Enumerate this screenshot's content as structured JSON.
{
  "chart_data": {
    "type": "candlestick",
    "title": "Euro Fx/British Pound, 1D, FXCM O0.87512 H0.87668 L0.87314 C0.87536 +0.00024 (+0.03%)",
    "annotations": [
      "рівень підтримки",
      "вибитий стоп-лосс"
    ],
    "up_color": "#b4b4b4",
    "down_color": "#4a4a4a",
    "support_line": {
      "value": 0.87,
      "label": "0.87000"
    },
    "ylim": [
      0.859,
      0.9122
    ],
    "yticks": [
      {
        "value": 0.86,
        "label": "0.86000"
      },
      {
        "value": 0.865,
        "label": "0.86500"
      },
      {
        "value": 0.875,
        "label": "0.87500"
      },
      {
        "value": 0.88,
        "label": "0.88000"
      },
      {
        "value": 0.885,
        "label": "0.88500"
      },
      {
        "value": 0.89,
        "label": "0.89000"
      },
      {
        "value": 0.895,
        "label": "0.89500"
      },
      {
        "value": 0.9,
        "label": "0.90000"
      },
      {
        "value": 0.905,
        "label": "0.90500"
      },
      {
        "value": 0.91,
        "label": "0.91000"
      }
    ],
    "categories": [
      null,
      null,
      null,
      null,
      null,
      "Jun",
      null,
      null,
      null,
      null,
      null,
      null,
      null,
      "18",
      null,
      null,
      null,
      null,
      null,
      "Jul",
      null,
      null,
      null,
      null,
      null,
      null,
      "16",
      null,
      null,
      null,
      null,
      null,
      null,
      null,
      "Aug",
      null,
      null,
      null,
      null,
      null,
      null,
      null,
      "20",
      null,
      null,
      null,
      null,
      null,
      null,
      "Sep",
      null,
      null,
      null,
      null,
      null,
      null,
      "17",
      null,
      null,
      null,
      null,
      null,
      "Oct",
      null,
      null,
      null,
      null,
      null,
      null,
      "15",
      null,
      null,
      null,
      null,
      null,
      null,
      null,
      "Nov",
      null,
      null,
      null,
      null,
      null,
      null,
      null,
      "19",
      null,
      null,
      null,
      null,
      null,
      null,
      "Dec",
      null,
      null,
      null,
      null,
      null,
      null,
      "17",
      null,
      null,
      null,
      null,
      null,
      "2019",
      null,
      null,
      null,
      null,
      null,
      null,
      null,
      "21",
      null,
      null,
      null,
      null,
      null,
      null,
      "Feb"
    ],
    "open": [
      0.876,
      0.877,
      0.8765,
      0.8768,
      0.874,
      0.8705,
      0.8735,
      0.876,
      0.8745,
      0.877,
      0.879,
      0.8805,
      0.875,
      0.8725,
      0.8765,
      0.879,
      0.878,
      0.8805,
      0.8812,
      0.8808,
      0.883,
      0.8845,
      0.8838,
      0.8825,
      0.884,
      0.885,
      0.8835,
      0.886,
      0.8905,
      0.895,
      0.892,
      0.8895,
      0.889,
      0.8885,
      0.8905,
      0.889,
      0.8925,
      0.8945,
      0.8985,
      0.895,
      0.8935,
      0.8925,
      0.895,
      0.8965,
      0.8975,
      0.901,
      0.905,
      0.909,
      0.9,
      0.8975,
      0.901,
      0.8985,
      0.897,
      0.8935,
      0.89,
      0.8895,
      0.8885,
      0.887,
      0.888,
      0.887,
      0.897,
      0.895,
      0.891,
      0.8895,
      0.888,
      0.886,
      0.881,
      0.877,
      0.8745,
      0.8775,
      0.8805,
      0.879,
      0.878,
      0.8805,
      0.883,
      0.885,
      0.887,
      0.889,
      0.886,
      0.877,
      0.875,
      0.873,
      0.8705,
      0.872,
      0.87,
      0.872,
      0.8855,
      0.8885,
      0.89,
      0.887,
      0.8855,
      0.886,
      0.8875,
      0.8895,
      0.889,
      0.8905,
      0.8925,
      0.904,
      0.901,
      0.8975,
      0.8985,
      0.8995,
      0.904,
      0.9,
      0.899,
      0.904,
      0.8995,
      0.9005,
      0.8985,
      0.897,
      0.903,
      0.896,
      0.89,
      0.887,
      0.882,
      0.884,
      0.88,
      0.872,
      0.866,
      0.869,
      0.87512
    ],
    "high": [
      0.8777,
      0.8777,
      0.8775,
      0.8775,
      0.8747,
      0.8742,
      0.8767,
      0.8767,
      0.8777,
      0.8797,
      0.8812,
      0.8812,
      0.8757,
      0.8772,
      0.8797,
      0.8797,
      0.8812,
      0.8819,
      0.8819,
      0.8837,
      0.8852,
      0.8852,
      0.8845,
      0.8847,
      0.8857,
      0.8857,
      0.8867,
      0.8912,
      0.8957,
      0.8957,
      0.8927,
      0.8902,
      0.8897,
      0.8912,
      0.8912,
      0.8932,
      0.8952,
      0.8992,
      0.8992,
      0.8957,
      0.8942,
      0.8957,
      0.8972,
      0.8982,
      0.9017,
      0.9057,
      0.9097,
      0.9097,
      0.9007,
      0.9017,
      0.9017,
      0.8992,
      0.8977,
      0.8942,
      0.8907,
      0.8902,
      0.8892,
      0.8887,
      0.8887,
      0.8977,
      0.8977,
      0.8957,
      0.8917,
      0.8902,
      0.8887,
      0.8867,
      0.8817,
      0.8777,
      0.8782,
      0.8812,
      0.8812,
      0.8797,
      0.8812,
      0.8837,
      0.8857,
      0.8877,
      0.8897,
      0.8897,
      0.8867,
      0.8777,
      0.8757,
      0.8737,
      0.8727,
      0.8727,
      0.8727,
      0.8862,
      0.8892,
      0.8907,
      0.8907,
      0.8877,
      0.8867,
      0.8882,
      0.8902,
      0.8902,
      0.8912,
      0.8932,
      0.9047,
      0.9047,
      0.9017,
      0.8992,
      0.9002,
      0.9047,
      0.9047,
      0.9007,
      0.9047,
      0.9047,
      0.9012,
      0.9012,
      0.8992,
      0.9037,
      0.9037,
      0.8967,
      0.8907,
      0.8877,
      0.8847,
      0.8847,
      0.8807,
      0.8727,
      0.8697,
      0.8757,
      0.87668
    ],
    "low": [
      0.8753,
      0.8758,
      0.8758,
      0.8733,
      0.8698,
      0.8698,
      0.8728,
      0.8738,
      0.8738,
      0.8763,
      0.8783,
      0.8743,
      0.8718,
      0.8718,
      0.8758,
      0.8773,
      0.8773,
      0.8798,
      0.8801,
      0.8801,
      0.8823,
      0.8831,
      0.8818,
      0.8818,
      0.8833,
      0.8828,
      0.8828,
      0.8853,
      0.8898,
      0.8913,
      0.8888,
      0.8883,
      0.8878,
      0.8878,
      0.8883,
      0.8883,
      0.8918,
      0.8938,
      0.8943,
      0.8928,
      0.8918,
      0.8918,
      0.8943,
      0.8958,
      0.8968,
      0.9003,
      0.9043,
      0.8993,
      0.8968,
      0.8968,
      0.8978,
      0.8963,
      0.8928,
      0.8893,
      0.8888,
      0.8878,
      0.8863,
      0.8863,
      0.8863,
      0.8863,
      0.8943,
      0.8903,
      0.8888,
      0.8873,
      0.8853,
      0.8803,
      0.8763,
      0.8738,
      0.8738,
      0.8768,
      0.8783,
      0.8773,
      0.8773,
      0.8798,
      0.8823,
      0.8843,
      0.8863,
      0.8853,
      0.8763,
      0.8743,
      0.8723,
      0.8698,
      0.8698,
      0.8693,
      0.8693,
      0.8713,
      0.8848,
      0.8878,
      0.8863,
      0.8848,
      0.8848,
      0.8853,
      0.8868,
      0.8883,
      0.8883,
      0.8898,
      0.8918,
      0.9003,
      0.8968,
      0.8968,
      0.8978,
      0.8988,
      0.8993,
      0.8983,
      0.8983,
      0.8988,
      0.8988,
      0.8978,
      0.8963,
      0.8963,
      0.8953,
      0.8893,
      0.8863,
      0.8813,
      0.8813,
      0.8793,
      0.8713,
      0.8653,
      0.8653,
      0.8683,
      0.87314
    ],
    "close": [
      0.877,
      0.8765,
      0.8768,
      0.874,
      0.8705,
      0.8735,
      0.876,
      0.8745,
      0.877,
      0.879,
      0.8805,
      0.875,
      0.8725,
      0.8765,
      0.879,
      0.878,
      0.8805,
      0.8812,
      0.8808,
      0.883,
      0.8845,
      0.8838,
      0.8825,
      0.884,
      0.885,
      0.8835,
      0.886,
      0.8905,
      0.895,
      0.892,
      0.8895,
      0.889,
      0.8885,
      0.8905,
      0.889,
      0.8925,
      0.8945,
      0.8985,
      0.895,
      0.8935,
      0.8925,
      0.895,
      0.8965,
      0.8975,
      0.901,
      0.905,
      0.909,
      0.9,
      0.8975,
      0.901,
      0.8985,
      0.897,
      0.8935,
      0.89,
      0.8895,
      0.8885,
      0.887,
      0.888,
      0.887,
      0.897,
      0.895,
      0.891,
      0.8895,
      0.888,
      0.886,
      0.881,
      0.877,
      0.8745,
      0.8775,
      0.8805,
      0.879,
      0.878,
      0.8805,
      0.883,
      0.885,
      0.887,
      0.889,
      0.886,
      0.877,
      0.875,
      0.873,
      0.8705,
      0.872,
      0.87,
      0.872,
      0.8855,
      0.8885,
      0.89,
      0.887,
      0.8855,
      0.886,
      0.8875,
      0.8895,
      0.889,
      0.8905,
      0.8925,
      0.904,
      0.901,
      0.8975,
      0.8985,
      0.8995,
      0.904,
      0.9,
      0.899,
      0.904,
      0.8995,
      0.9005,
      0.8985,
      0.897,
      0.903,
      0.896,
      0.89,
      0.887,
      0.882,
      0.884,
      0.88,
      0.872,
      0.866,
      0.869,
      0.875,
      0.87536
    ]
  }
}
========
_WHAT NEEDS TO BE DONE_. In the listing, find every line containing the word "label" and list it.

_SOLUTION TO THIS TASK_.
      "label": "0.87000"
        "label": "0.86000"
        "label": "0.86500"
        "label": "0.87500"
        "label": "0.88000"
        "label": "0.88500"
        "label": "0.89000"
        "label": "0.89500"
        "label": "0.90000"
        "label": "0.90500"
        "label": "0.91000"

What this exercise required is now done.